- **What is asked**: Using the data below, gather each line that includes the word "Fruit".

"""

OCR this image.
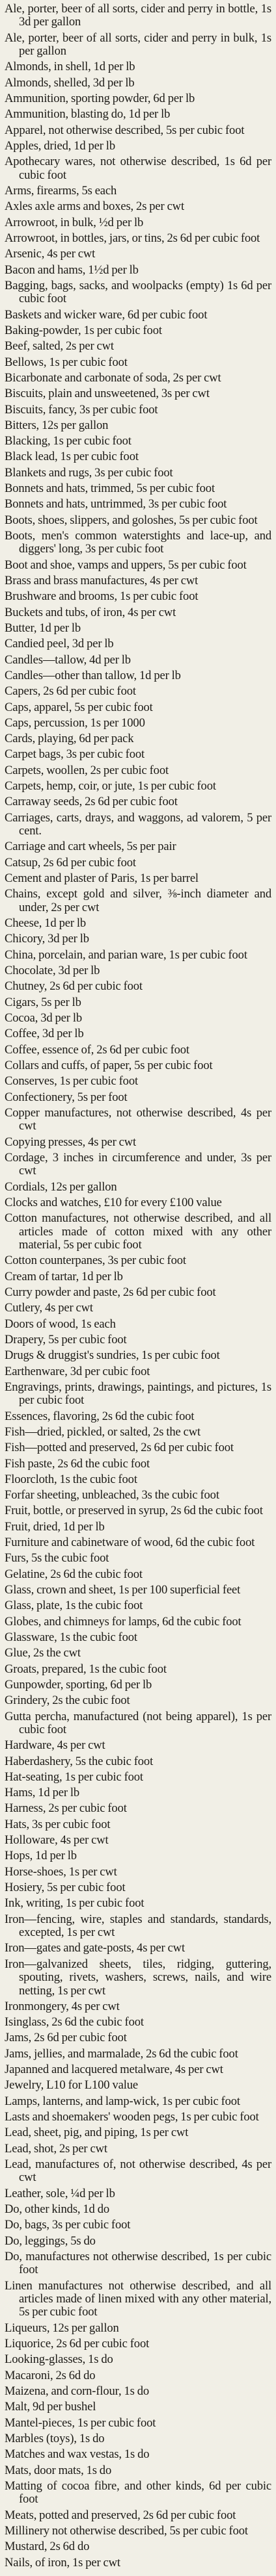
Ale, porter, beer of all sorts, cider and perry in bottle, 1s 3d per gallon
Ale, porter, beer of all sorts, cider and perry in bulk, 1s per gallon
Almonds, in shell, 1d per lb
Almonds, shelled, 3d per lb
Ammunition, sporting powder, 6d per lb
Ammunition, blasting do, 1d per lb
Apparel, not otherwise described, 5s per cubic foot
Apples, dried, 1d per lb
Apothecary wares, not otherwise described, 1s 6d per cubic foot
Arms, firearms, 5s each
Axles axle arms and boxes, 2s per cwt
Arrowroot, in bulk, ½d per lb
Arrowroot, in bottles, jars, or tins, 2s 6d per cubic foot
Arsenic, 4s per cwt
Bacon and hams, 1½d per lb
Bagging, bags, sacks, and woolpacks (empty) 1s 6d per cubic foot
Baskets and wicker ware, 6d per cubic foot
Baking-powder, 1s per cubic foot
Beef, salted, 2s per cwt
Bellows, 1s per cubic foot
Bicarbonate and carbonate of soda, 2s per cwt
Biscuits, plain and unsweetened, 3s per cwt
Biscuits, fancy, 3s per cubic foot
Bitters, 12s per gallon
Blacking, 1s per cubic foot
Black lead, 1s per cubic foot
Blankets and rugs, 3s per cubic foot
Bonnets and hats, trimmed, 5s per cubic foot
Bonnets and hats, untrimmed, 3s per cubic foot
Boots, shoes, slippers, and goloshes, 5s per cubic foot
Boots, men's common waterstights and lace-up, and diggers' long, 3s per cubic foot
Boot and shoe, vamps and uppers, 5s per cubic foot
Brass and brass manufactures, 4s per cwt
Brushware and brooms, 1s per cubic foot
Buckets and tubs, of iron, 4s per cwt
Butter, 1d per lb
Candied peel, 3d per lb
Candles—tallow, 4d per lb
Candles—other than tallow, 1d per lb
Capers, 2s 6d per cubic foot
Caps, apparel, 5s per cubic foot
Caps, percussion, 1s per 1000
Cards, playing, 6d per pack
Carpet bags, 3s per cubic foot
Carpets, woollen, 2s per cubic foot
Carpets, hemp, coir, or jute, 1s per cubic foot
Carraway seeds, 2s 6d per cubic foot
Carriages, carts, drays, and waggons, ad valorem, 5 per cent.
Carriage and cart wheels, 5s per pair
Catsup, 2s 6d per cubic foot
Cement and plaster of Paris, 1s per barrel
Chains, except gold and silver, ⅜-inch diameter and under, 2s per cwt
Cheese, 1d per lb
Chicory, 3d per lb
China, porcelain, and parian ware, 1s per cubic foot
Chocolate, 3d per lb
Chutney, 2s 6d per cubic foot
Cigars, 5s per lb
Cocoa, 3d per lb
Coffee, 3d per lb
Coffee, essence of, 2s 6d per cubic foot
Collars and cuffs, of paper, 5s per cubic foot
Conserves, 1s per cubic foot
Confectionery, 5s per foot
Copper manufactures, not otherwise described, 4s per cwt
Copying presses, 4s per cwt
Cordage, 3 inches in circumference and under, 3s per cwt
Cordials, 12s per gallon
Clocks and watches, £10 for every £100 value
Cotton manufactures, not otherwise described, and all articles made of cotton mixed with any other material, 5s per cubic foot
Cotton counterpanes, 3s per cubic foot
Cream of tartar, 1d per lb
Curry powder and paste, 2s 6d per cubic foot
Cutlery, 4s per cwt
Doors of wood, 1s each
Drapery, 5s per cubic foot
Drugs & druggist's sundries, 1s per cubic foot
Earthenware, 3d per cubic foot
Engravings, prints, drawings, paintings, and pictures, 1s per cubic foot
Essences, flavoring, 2s 6d the cubic foot
Fish—dried, pickled, or salted, 2s the cwt
Fish—potted and preserved, 2s 6d per cubic foot
Fish paste, 2s 6d the cubic foot
Floorcloth, 1s the cubic foot
Forfar sheeting, unbleached, 3s the cubic foot
Fruit, bottle, or preserved in syrup, 2s 6d the cubic foot
Fruit, dried, 1d per lb
Furniture and cabinetware of wood, 6d the cubic foot
Furs, 5s the cubic foot
Gelatine, 2s 6d the cubic foot
Glass, crown and sheet, 1s per 100 superficial feet
Glass, plate, 1s the cubic foot
Globes, and chimneys for lamps, 6d the cubic foot
Glassware, 1s the cubic foot
Glue, 2s the cwt
Groats, prepared, 1s the cubic foot
Gunpowder, sporting, 6d per lb
Grindery, 2s the cubic foot
Gutta percha, manufactured (not being apparel), 1s per cubic foot
Hardware, 4s per cwt
Haberdashery, 5s the cubic foot
Hat-seating, 1s per cubic foot
Hams, 1d per lb
Harness, 2s per cubic foot
Hats, 3s per cubic foot
Holloware, 4s per cwt
Hops, 1d per lb
Horse-shoes, 1s per cwt
Hosiery, 5s per cubic foot
Ink, writing, 1s per cubic foot
Iron—fencing, wire, staples and standards, standards, excepted, 1s per cwt
Iron—gates and gate-posts, 4s per cwt
Iron—galvanized sheets, tiles, ridging, guttering, spouting, rivets, washers, screws, nails, and wire netting, 1s per cwt
Ironmongery, 4s per cwt
Isinglass, 2s 6d the cubic foot
Jams, 2s 6d per cubic foot
Jams, jellies, and marmalade, 2s 6d the cubic foot
Japanned and lacquered metalware, 4s per cwt
Jewelry, L10 for L100 value
Lamps, lanterns, and lamp-wick, 1s per cubic foot
Lasts and shoemakers' wooden pegs, 1s per cubic foot
Lead, sheet, pig, and piping, 1s per cwt
Lead, shot, 2s per cwt
Lead, manufactures of, not otherwise described, 4s per cwt
Leather, sole, ¼d per lb
Do, other kinds, 1d do
Do, bags, 3s per cubic foot
Do, leggings, 5s do
Do, manufactures not otherwise described, 1s per cubic foot
Linen manufactures not otherwise described, and all articles made of linen mixed with any other material, 5s per cubic foot
Liqueurs, 12s per gallon
Liquorice, 2s 6d per cubic foot
Looking-glasses, 1s do
Macaroni, 2s 6d do
Maizena, and corn-flour, 1s do
Malt, 9d per bushel
Mantel-pieces, 1s per cubic foot
Marbles (toys), 1s do
Matches and wax vestas, 1s do
Mats, door mats, 1s do
Matting of cocoa fibre, and other kinds, 6d per cubic foot
Meats, potted and preserved, 2s 6d per cubic foot
Millinery not otherwise described, 5s per cubic foot
Mustard, 2s 6d do
Nails, of iron, 1s per cwt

"""

- **Solved exercise**:
Fruit, bottle, or preserved in syrup, 2s 6d the cubic foot
Fruit, dried, 1d per lb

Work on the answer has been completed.